───── TASK INPUTS
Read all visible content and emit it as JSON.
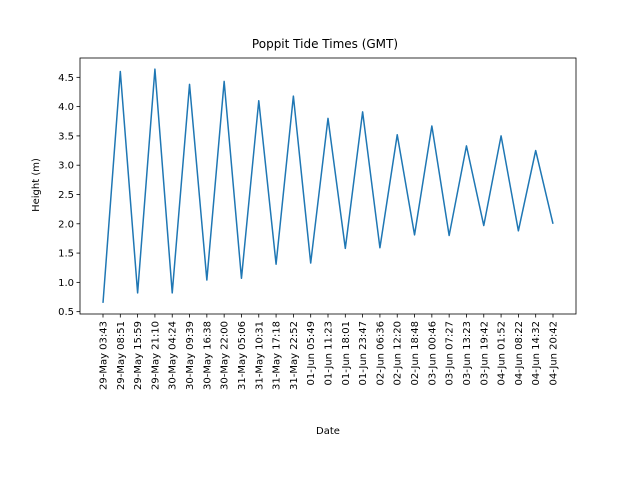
{
  "chart_data": {
    "type": "line",
    "title": "Poppit Tide Times (GMT)",
    "xlabel": "Date",
    "ylabel": "Height (m)",
    "ylim": [
      0.46,
      4.83
    ],
    "yticks": [
      0.5,
      1.0,
      1.5,
      2.0,
      2.5,
      3.0,
      3.5,
      4.0,
      4.5
    ],
    "ytick_labels": [
      "0.5",
      "1.0",
      "1.5",
      "2.0",
      "2.5",
      "3.0",
      "3.5",
      "4.0",
      "4.5"
    ],
    "grid": false,
    "line_color": "#1f77b4",
    "categories": [
      "29-May 03:43",
      "29-May 08:51",
      "29-May 15:59",
      "29-May 21:10",
      "30-May 04:24",
      "30-May 09:39",
      "30-May 16:38",
      "30-May 22:00",
      "31-May 05:06",
      "31-May 10:31",
      "31-May 17:18",
      "31-May 22:52",
      "01-Jun 05:49",
      "01-Jun 11:23",
      "01-Jun 18:01",
      "01-Jun 23:47",
      "02-Jun 06:36",
      "02-Jun 12:20",
      "02-Jun 18:48",
      "03-Jun 00:46",
      "03-Jun 07:27",
      "03-Jun 13:23",
      "03-Jun 19:42",
      "04-Jun 01:52",
      "04-Jun 08:22",
      "04-Jun 14:32",
      "04-Jun 20:42"
    ],
    "values": [
      0.65,
      4.6,
      0.82,
      4.64,
      0.82,
      4.38,
      1.04,
      4.43,
      1.07,
      4.1,
      1.31,
      4.18,
      1.33,
      3.8,
      1.58,
      3.91,
      1.59,
      3.52,
      1.81,
      3.67,
      1.8,
      3.33,
      1.97,
      3.5,
      1.88,
      3.25,
      2.0
    ]
  }
}
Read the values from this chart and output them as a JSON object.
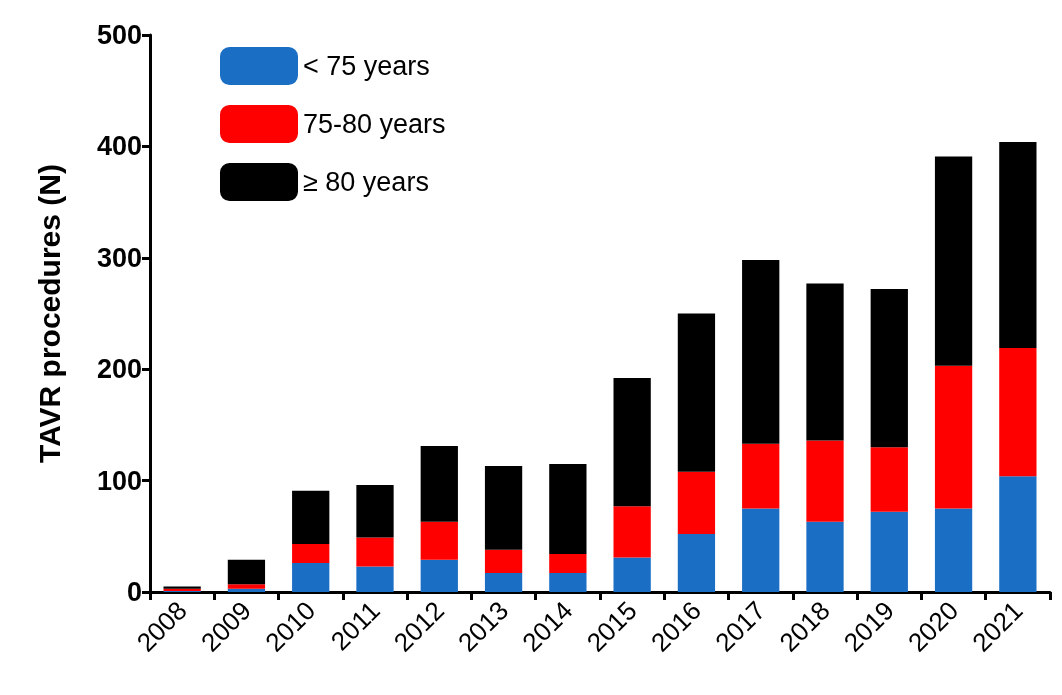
{
  "chart_data": {
    "type": "bar",
    "stacked": true,
    "ylabel": "TAVR procedures (N)",
    "categories": [
      "2008",
      "2009",
      "2010",
      "2011",
      "2012",
      "2013",
      "2014",
      "2015",
      "2016",
      "2017",
      "2018",
      "2019",
      "2020",
      "2021"
    ],
    "series": [
      {
        "name": "< 75 years",
        "color": "#1a6fc4",
        "values": [
          1,
          3,
          26,
          23,
          29,
          17,
          17,
          31,
          52,
          75,
          63,
          72,
          75,
          104
        ]
      },
      {
        "name": "75-80 years",
        "color": "#ff0000",
        "values": [
          2,
          4,
          17,
          26,
          34,
          21,
          17,
          46,
          56,
          58,
          73,
          58,
          128,
          115
        ]
      },
      {
        "name": "≥ 80 years",
        "color": "#000000",
        "values": [
          2,
          22,
          48,
          47,
          68,
          75,
          81,
          115,
          142,
          165,
          141,
          142,
          188,
          185
        ]
      }
    ],
    "ylim": [
      0,
      500
    ],
    "yticks": [
      0,
      100,
      200,
      300,
      400,
      500
    ],
    "grid": false,
    "legend": "top left"
  }
}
──────────
*WHAT IS BEING ASKED*. Pictures are not part of the copy; reproduce everything else in the records exactly.

*REPLY TO THE TASK*.
Read all visible content and emit it as JSON.
{
  "chart_data": {
    "type": "line",
    "title": "Poppit Tide Times (GMT)",
    "xlabel": "Date",
    "ylabel": "Height (m)",
    "ylim": [
      0.46,
      4.83
    ],
    "yticks": [
      0.5,
      1.0,
      1.5,
      2.0,
      2.5,
      3.0,
      3.5,
      4.0,
      4.5
    ],
    "ytick_labels": [
      "0.5",
      "1.0",
      "1.5",
      "2.0",
      "2.5",
      "3.0",
      "3.5",
      "4.0",
      "4.5"
    ],
    "grid": false,
    "line_color": "#1f77b4",
    "categories": [
      "29-May 03:43",
      "29-May 08:51",
      "29-May 15:59",
      "29-May 21:10",
      "30-May 04:24",
      "30-May 09:39",
      "30-May 16:38",
      "30-May 22:00",
      "31-May 05:06",
      "31-May 10:31",
      "31-May 17:18",
      "31-May 22:52",
      "01-Jun 05:49",
      "01-Jun 11:23",
      "01-Jun 18:01",
      "01-Jun 23:47",
      "02-Jun 06:36",
      "02-Jun 12:20",
      "02-Jun 18:48",
      "03-Jun 00:46",
      "03-Jun 07:27",
      "03-Jun 13:23",
      "03-Jun 19:42",
      "04-Jun 01:52",
      "04-Jun 08:22",
      "04-Jun 14:32",
      "04-Jun 20:42"
    ],
    "values": [
      0.65,
      4.6,
      0.82,
      4.64,
      0.82,
      4.38,
      1.04,
      4.43,
      1.07,
      4.1,
      1.31,
      4.18,
      1.33,
      3.8,
      1.58,
      3.91,
      1.59,
      3.52,
      1.81,
      3.67,
      1.8,
      3.33,
      1.97,
      3.5,
      1.88,
      3.25,
      2.0
    ]
  }
}
Read the values from this chart and output them as a JSON object.
{
  "chart_data": {
    "type": "bar",
    "stacked": true,
    "ylabel": "TAVR procedures (N)",
    "categories": [
      "2008",
      "2009",
      "2010",
      "2011",
      "2012",
      "2013",
      "2014",
      "2015",
      "2016",
      "2017",
      "2018",
      "2019",
      "2020",
      "2021"
    ],
    "series": [
      {
        "name": "< 75 years",
        "color": "#1a6fc4",
        "values": [
          1,
          3,
          26,
          23,
          29,
          17,
          17,
          31,
          52,
          75,
          63,
          72,
          75,
          104
        ]
      },
      {
        "name": "75-80 years",
        "color": "#ff0000",
        "values": [
          2,
          4,
          17,
          26,
          34,
          21,
          17,
          46,
          56,
          58,
          73,
          58,
          128,
          115
        ]
      },
      {
        "name": "≥ 80 years",
        "color": "#000000",
        "values": [
          2,
          22,
          48,
          47,
          68,
          75,
          81,
          115,
          142,
          165,
          141,
          142,
          188,
          185
        ]
      }
    ],
    "ylim": [
      0,
      500
    ],
    "yticks": [
      0,
      100,
      200,
      300,
      400,
      500
    ],
    "grid": false,
    "legend": "top left"
  }
}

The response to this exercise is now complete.